## The exercise
All entries should be output exactly as they stand.
====== Source records
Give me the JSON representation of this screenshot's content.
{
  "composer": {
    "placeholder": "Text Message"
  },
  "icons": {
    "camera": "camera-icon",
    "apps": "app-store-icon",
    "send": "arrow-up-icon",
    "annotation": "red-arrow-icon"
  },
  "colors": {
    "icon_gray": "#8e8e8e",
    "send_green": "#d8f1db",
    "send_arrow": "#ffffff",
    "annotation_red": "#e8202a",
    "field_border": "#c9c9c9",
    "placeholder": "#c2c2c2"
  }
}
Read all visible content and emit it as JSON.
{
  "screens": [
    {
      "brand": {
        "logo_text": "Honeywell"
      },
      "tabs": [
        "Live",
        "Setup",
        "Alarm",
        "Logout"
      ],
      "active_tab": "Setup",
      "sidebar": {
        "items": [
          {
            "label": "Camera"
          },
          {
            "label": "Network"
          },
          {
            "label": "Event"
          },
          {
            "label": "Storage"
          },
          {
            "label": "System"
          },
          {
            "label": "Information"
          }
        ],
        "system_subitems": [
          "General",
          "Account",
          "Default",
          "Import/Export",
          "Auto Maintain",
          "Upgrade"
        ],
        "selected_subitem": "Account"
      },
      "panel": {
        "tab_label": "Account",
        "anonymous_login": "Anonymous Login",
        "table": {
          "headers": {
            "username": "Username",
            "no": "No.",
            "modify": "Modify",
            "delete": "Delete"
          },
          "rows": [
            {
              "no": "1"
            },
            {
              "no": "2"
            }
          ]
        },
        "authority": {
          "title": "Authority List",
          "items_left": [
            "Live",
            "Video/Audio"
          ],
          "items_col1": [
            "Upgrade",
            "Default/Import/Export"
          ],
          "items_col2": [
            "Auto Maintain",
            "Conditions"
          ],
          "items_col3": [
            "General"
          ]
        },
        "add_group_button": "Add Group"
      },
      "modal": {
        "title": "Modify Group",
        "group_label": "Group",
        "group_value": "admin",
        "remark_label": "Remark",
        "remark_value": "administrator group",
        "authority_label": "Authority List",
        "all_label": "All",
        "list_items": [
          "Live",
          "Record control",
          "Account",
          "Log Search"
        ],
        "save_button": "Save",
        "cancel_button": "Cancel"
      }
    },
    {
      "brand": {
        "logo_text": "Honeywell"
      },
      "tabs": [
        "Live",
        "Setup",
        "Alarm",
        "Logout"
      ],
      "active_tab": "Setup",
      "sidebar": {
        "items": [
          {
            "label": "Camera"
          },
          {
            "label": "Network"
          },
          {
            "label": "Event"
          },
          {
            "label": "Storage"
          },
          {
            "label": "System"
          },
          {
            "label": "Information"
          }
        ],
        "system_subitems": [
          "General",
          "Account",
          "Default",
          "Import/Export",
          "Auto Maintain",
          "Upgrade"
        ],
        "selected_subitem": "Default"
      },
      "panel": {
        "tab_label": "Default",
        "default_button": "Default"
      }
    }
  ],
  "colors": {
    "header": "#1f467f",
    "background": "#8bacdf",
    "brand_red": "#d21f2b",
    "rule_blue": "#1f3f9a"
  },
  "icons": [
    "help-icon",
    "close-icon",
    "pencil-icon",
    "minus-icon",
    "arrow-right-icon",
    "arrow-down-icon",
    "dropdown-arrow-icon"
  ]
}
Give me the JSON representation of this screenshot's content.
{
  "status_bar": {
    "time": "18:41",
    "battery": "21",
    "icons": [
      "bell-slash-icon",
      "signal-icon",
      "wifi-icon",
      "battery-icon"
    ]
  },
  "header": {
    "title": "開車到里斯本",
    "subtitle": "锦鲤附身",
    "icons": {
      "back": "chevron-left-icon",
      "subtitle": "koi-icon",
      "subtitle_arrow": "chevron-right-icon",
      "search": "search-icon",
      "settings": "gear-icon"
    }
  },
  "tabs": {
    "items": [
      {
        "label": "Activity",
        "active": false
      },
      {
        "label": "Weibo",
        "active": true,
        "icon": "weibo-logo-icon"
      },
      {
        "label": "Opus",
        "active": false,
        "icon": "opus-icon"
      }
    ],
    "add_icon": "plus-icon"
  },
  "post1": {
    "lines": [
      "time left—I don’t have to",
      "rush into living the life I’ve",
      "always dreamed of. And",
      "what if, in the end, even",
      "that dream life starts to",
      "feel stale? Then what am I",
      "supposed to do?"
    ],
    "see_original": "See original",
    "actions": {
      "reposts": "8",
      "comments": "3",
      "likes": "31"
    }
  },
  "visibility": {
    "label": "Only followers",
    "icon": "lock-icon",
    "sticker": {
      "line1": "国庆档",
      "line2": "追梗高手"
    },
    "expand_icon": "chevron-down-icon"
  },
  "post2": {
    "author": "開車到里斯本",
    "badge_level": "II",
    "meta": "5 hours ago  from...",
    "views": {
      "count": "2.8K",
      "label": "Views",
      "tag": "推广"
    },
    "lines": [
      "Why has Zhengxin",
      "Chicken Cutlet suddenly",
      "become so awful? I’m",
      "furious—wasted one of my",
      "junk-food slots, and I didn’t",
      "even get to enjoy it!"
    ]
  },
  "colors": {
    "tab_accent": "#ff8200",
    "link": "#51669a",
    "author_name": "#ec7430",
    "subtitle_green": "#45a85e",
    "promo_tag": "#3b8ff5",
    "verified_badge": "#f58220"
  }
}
============
## Answer to the task
Give me the JSON representation of this screenshot's content.
{
  "composer": {
    "placeholder": "Text Message"
  },
  "icons": {
    "camera": "camera-icon",
    "apps": "app-store-icon",
    "send": "arrow-up-icon",
    "annotation": "red-arrow-icon"
  },
  "colors": {
    "icon_gray": "#8e8e8e",
    "send_green": "#d8f1db",
    "send_arrow": "#ffffff",
    "annotation_red": "#e8202a",
    "field_border": "#c9c9c9",
    "placeholder": "#c2c2c2"
  }
}
Read all visible content and emit it as JSON.
{
  "screens": [
    {
      "brand": {
        "logo_text": "Honeywell"
      },
      "tabs": [
        "Live",
        "Setup",
        "Alarm",
        "Logout"
      ],
      "active_tab": "Setup",
      "sidebar": {
        "items": [
          {
            "label": "Camera"
          },
          {
            "label": "Network"
          },
          {
            "label": "Event"
          },
          {
            "label": "Storage"
          },
          {
            "label": "System"
          },
          {
            "label": "Information"
          }
        ],
        "system_subitems": [
          "General",
          "Account",
          "Default",
          "Import/Export",
          "Auto Maintain",
          "Upgrade"
        ],
        "selected_subitem": "Account"
      },
      "panel": {
        "tab_label": "Account",
        "anonymous_login": "Anonymous Login",
        "table": {
          "headers": {
            "username": "Username",
            "no": "No.",
            "modify": "Modify",
            "delete": "Delete"
          },
          "rows": [
            {
              "no": "1"
            },
            {
              "no": "2"
            }
          ]
        },
        "authority": {
          "title": "Authority List",
          "items_left": [
            "Live",
            "Video/Audio"
          ],
          "items_col1": [
            "Upgrade",
            "Default/Import/Export"
          ],
          "items_col2": [
            "Auto Maintain",
            "Conditions"
          ],
          "items_col3": [
            "General"
          ]
        },
        "add_group_button": "Add Group"
      },
      "modal": {
        "title": "Modify Group",
        "group_label": "Group",
        "group_value": "admin",
        "remark_label": "Remark",
        "remark_value": "administrator group",
        "authority_label": "Authority List",
        "all_label": "All",
        "list_items": [
          "Live",
          "Record control",
          "Account",
          "Log Search"
        ],
        "save_button": "Save",
        "cancel_button": "Cancel"
      }
    },
    {
      "brand": {
        "logo_text": "Honeywell"
      },
      "tabs": [
        "Live",
        "Setup",
        "Alarm",
        "Logout"
      ],
      "active_tab": "Setup",
      "sidebar": {
        "items": [
          {
            "label": "Camera"
          },
          {
            "label": "Network"
          },
          {
            "label": "Event"
          },
          {
            "label": "Storage"
          },
          {
            "label": "System"
          },
          {
            "label": "Information"
          }
        ],
        "system_subitems": [
          "General",
          "Account",
          "Default",
          "Import/Export",
          "Auto Maintain",
          "Upgrade"
        ],
        "selected_subitem": "Default"
      },
      "panel": {
        "tab_label": "Default",
        "default_button": "Default"
      }
    }
  ],
  "colors": {
    "header": "#1f467f",
    "background": "#8bacdf",
    "brand_red": "#d21f2b",
    "rule_blue": "#1f3f9a"
  },
  "icons": [
    "help-icon",
    "close-icon",
    "pencil-icon",
    "minus-icon",
    "arrow-right-icon",
    "arrow-down-icon",
    "dropdown-arrow-icon"
  ]
}
Give me the JSON representation of this screenshot's content.
{
  "status_bar": {
    "time": "18:41",
    "battery": "21",
    "icons": [
      "bell-slash-icon",
      "signal-icon",
      "wifi-icon",
      "battery-icon"
    ]
  },
  "header": {
    "title": "開車到里斯本",
    "subtitle": "锦鲤附身",
    "icons": {
      "back": "chevron-left-icon",
      "subtitle": "koi-icon",
      "subtitle_arrow": "chevron-right-icon",
      "search": "search-icon",
      "settings": "gear-icon"
    }
  },
  "tabs": {
    "items": [
      {
        "label": "Activity",
        "active": false
      },
      {
        "label": "Weibo",
        "active": true,
        "icon": "weibo-logo-icon"
      },
      {
        "label": "Opus",
        "active": false,
        "icon": "opus-icon"
      }
    ],
    "add_icon": "plus-icon"
  },
  "post1": {
    "lines": [
      "time left—I don’t have to",
      "rush into living the life I’ve",
      "always dreamed of. And",
      "what if, in the end, even",
      "that dream life starts to",
      "feel stale? Then what am I",
      "supposed to do?"
    ],
    "see_original": "See original",
    "actions": {
      "reposts": "8",
      "comments": "3",
      "likes": "31"
    }
  },
  "visibility": {
    "label": "Only followers",
    "icon": "lock-icon",
    "sticker": {
      "line1": "国庆档",
      "line2": "追梗高手"
    },
    "expand_icon": "chevron-down-icon"
  },
  "post2": {
    "author": "開車到里斯本",
    "badge_level": "II",
    "meta": "5 hours ago  from...",
    "views": {
      "count": "2.8K",
      "label": "Views",
      "tag": "推广"
    },
    "lines": [
      "Why has Zhengxin",
      "Chicken Cutlet suddenly",
      "become so awful? I’m",
      "furious—wasted one of my",
      "junk-food slots, and I didn’t",
      "even get to enjoy it!"
    ]
  },
  "colors": {
    "tab_accent": "#ff8200",
    "link": "#51669a",
    "author_name": "#ec7430",
    "subtitle_green": "#45a85e",
    "promo_tag": "#3b8ff5",
    "verified_badge": "#f58220"
  }
}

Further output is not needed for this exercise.